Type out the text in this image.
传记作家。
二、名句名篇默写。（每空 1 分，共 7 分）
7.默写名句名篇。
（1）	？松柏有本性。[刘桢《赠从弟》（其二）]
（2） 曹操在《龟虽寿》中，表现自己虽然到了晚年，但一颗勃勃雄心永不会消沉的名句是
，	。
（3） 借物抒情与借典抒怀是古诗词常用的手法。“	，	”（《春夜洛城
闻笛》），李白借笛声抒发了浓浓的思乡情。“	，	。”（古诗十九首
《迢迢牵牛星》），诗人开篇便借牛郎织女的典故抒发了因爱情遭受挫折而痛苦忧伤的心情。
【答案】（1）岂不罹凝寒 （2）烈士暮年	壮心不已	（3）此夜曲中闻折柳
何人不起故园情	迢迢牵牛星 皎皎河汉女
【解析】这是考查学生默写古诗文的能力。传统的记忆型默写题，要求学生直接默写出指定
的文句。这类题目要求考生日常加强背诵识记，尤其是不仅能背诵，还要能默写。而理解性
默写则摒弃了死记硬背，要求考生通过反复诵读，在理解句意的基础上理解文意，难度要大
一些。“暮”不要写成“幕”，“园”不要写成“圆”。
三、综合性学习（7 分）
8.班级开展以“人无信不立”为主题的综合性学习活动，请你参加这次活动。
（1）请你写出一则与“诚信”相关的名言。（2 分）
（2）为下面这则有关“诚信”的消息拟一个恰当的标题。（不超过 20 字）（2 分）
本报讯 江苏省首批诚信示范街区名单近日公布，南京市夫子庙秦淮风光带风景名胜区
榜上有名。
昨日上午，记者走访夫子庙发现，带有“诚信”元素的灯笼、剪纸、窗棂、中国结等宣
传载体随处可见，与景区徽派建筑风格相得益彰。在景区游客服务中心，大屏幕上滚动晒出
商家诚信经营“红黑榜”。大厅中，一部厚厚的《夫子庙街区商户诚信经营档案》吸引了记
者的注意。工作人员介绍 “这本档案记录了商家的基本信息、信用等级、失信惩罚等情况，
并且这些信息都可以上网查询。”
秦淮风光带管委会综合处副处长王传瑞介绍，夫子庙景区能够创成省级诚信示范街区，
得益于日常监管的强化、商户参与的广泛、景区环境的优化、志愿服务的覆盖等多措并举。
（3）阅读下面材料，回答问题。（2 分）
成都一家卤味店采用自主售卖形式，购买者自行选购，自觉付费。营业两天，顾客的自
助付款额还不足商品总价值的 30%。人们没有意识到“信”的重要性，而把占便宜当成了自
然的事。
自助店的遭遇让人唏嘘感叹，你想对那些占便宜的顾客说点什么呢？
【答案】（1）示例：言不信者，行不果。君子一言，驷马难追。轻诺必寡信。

**What is required**
Using the listing above, locate the lines that hold "迢迢牵牛星" and copy each one.

**Task result**
《迢迢牵牛星》），诗人开篇便借牛郎织女的典故抒发了因爱情遭受挫折而痛苦忧伤的心情。
何人不起故园情	迢迢牵牛星 皎皎河汉女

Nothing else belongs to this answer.